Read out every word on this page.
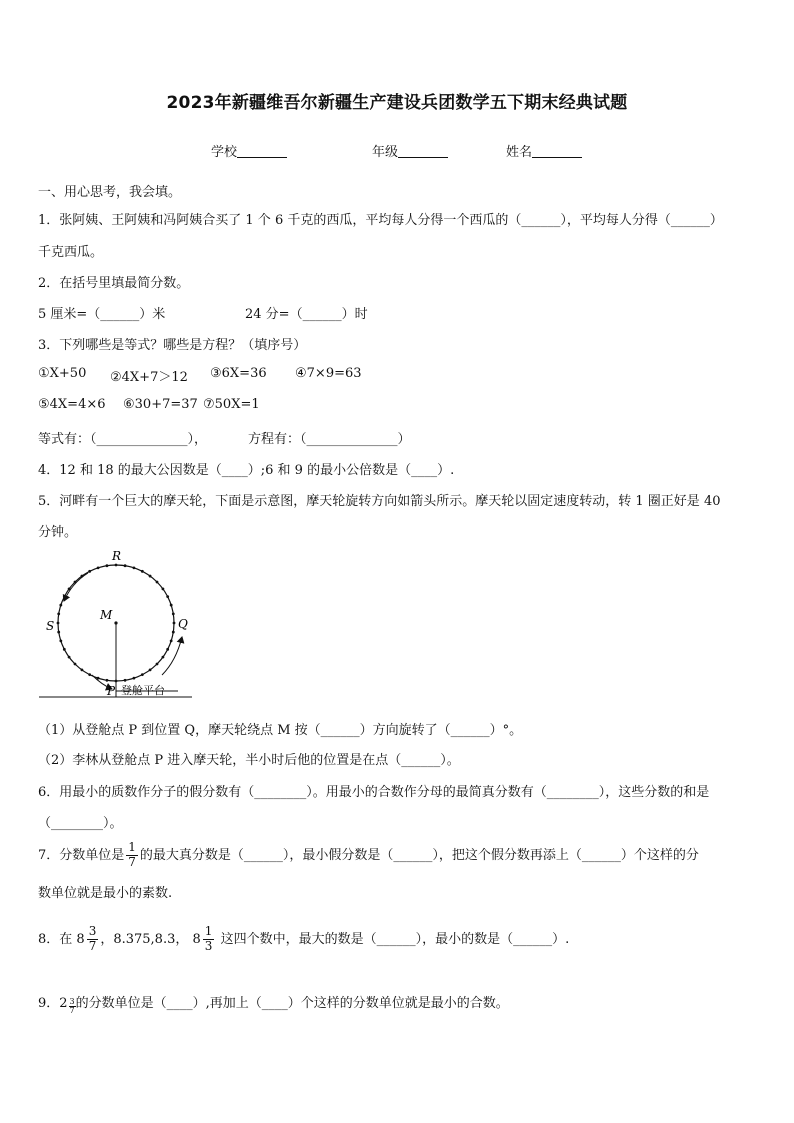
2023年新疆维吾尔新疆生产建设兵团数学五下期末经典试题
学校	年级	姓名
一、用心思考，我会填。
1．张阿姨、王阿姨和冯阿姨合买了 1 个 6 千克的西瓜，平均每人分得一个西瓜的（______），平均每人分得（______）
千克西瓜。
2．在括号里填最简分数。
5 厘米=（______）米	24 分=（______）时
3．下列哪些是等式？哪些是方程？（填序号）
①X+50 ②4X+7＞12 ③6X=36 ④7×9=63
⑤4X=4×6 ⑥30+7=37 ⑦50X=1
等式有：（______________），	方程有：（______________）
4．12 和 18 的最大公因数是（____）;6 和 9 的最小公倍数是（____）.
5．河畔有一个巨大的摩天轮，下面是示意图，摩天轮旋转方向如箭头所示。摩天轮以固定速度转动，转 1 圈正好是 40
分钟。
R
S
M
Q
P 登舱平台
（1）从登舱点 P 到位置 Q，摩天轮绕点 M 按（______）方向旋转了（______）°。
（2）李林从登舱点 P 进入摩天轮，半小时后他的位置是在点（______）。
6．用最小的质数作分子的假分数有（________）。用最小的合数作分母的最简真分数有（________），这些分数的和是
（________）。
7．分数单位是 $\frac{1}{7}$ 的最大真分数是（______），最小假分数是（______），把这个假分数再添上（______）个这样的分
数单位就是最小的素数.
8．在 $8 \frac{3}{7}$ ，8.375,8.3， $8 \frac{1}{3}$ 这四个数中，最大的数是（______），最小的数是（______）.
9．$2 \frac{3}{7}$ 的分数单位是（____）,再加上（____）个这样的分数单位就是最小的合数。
━━━━━━
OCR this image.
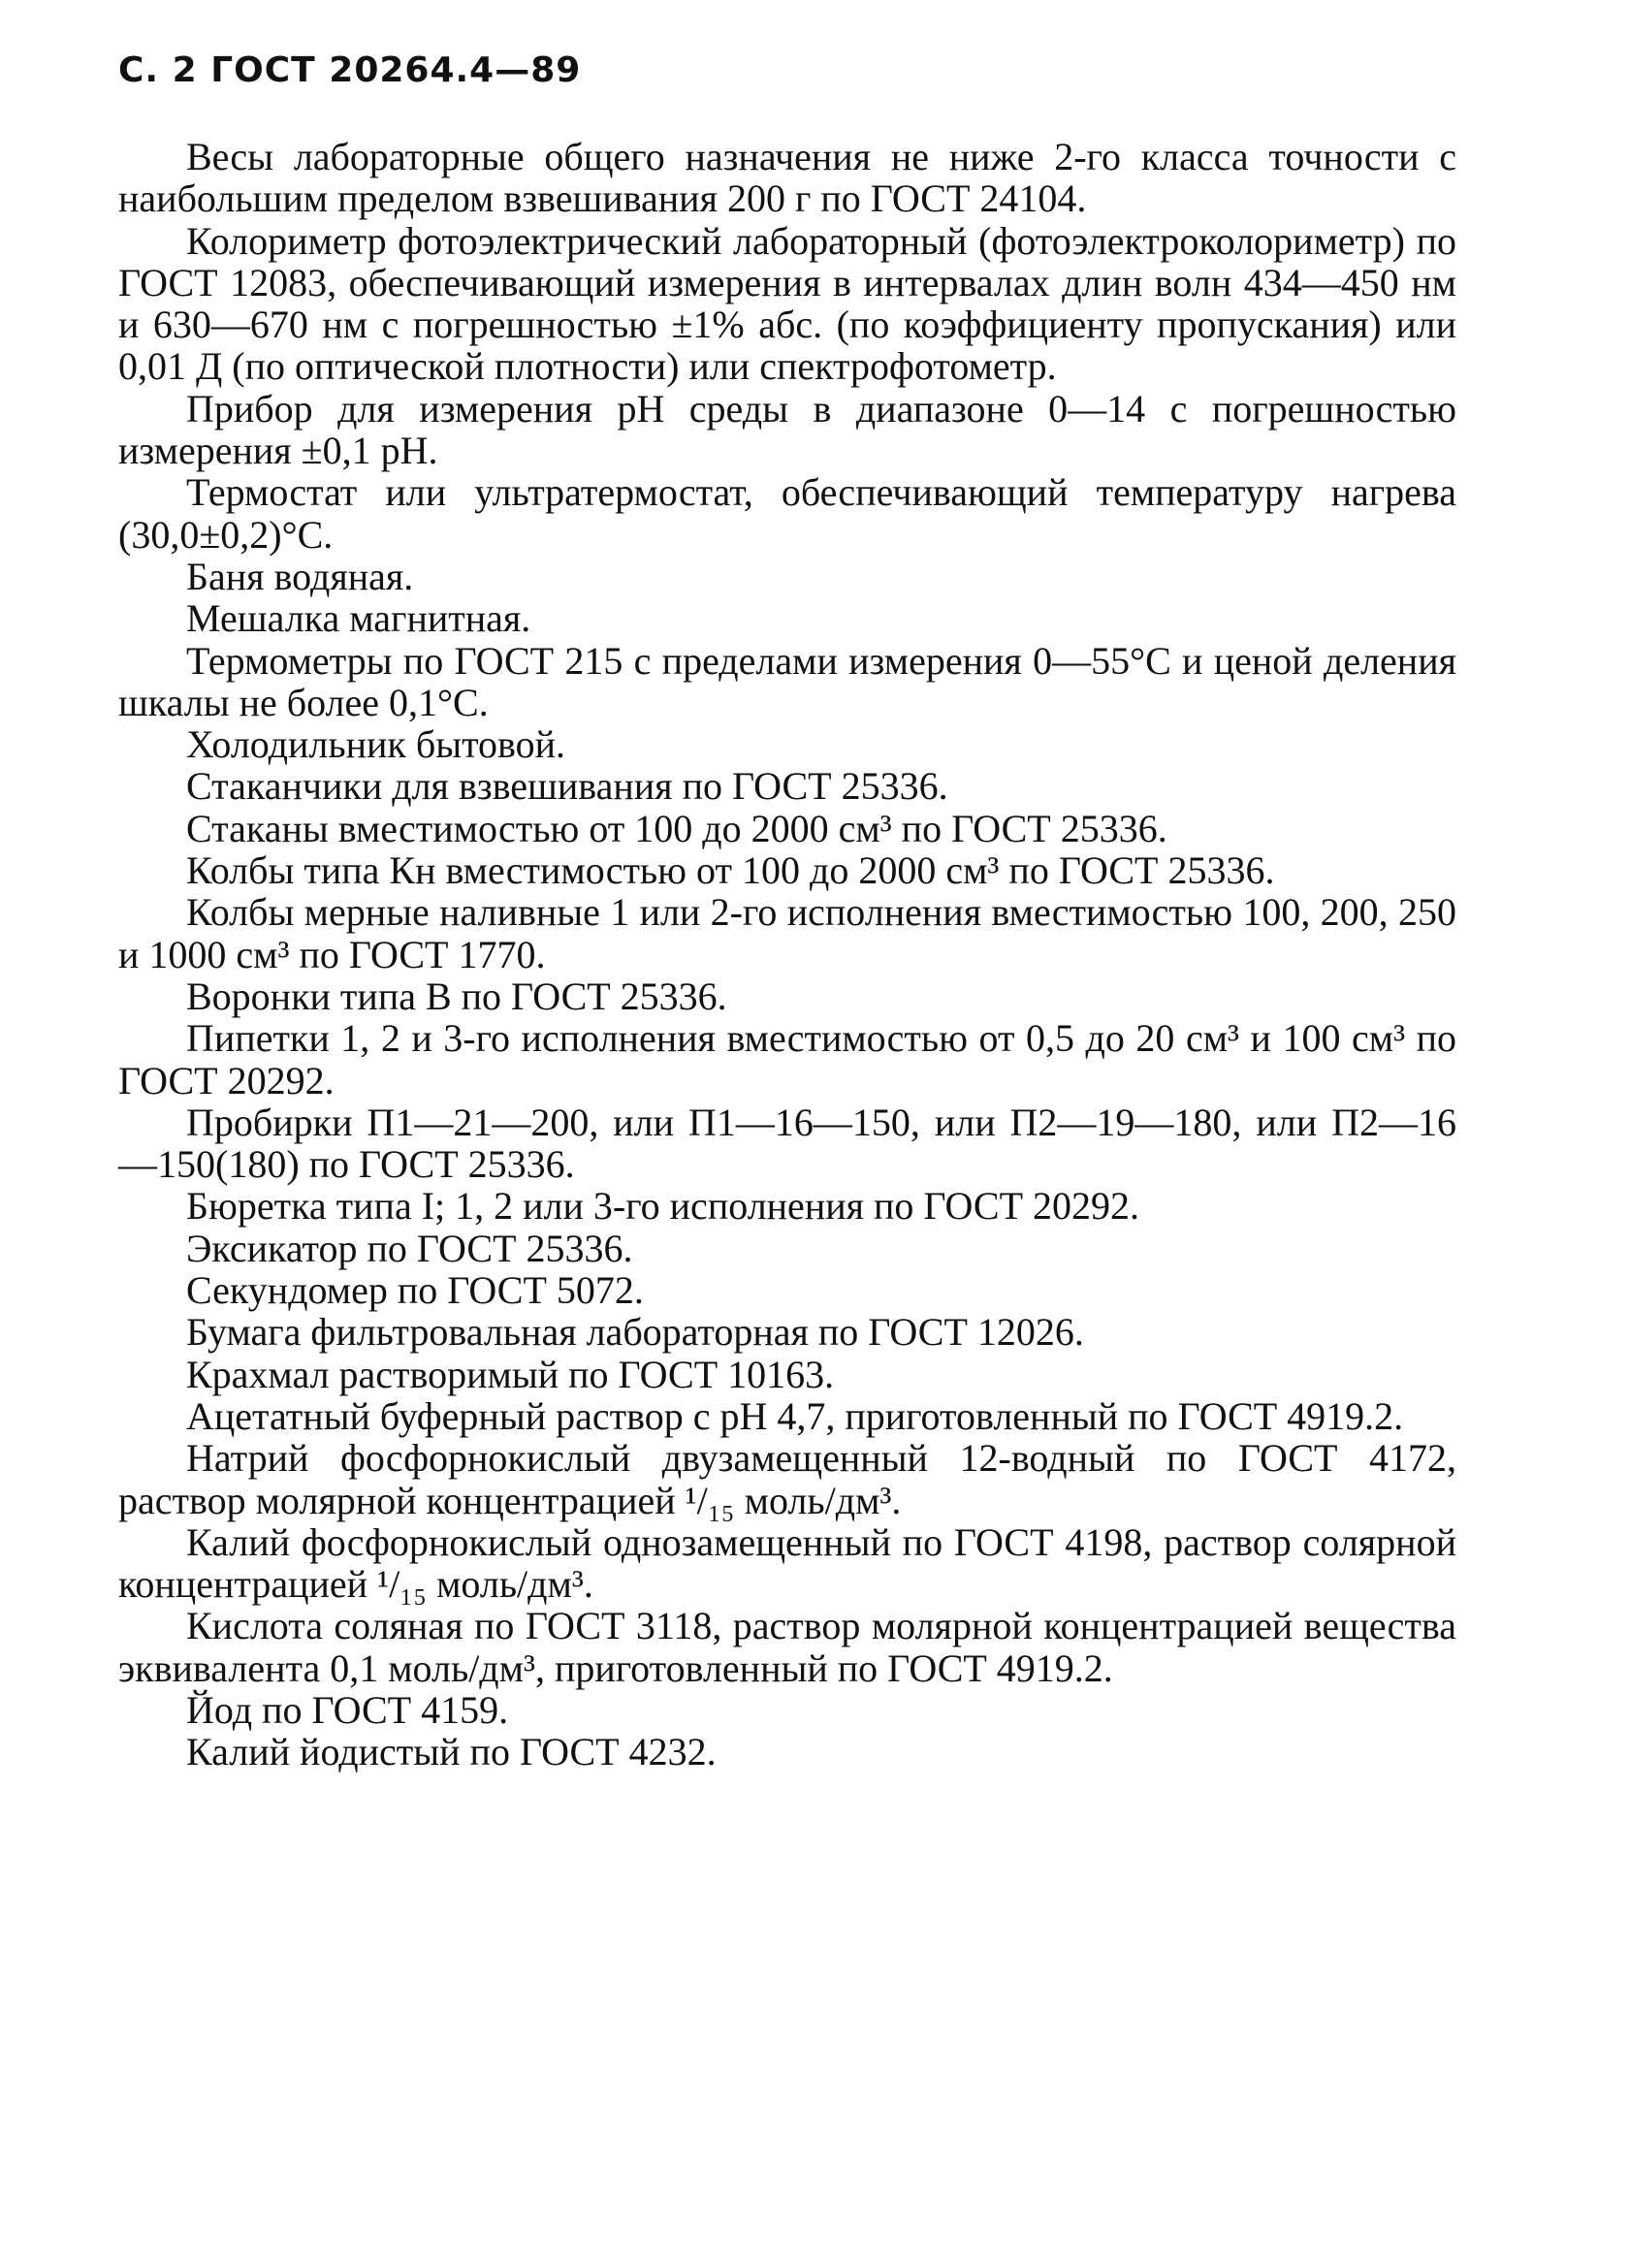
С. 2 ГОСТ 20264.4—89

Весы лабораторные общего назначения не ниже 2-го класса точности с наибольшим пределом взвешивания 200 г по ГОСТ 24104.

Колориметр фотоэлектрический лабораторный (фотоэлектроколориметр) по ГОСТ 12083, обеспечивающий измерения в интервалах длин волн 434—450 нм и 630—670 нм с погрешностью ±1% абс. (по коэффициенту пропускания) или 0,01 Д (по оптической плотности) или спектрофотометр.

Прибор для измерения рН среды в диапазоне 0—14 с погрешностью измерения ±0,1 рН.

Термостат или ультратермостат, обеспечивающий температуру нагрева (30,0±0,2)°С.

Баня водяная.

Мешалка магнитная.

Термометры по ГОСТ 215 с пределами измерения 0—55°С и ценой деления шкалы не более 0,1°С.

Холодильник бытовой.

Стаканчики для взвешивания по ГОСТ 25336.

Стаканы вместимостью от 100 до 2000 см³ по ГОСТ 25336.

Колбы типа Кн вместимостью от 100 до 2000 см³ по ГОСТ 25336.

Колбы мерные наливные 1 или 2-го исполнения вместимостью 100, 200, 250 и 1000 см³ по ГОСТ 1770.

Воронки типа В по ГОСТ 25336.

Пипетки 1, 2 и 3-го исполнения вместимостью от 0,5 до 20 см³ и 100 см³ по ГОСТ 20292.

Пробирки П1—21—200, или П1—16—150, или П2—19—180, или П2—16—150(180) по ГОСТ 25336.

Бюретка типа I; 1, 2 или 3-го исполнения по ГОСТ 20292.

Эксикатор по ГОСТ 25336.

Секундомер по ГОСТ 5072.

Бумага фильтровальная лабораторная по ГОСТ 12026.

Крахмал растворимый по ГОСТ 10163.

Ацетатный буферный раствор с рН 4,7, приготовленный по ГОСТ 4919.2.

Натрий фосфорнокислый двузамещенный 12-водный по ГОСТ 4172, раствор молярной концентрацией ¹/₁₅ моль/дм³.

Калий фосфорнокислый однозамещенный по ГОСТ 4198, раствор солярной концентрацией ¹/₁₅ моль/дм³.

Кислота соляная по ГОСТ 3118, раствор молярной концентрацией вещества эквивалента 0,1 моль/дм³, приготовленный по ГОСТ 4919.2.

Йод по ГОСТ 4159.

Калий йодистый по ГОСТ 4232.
━━━━━━
Return each line among the entries that holds the word "Колбы".

- _Solution below_:
Колбы типа Кн вместимостью от 100 до 2000 см³ по ГОСТ 25336.
Колбы мерные наливные 1 или 2-го исполнения вместимостью 100, 200, 250 и 1000 см³ по ГОСТ 1770.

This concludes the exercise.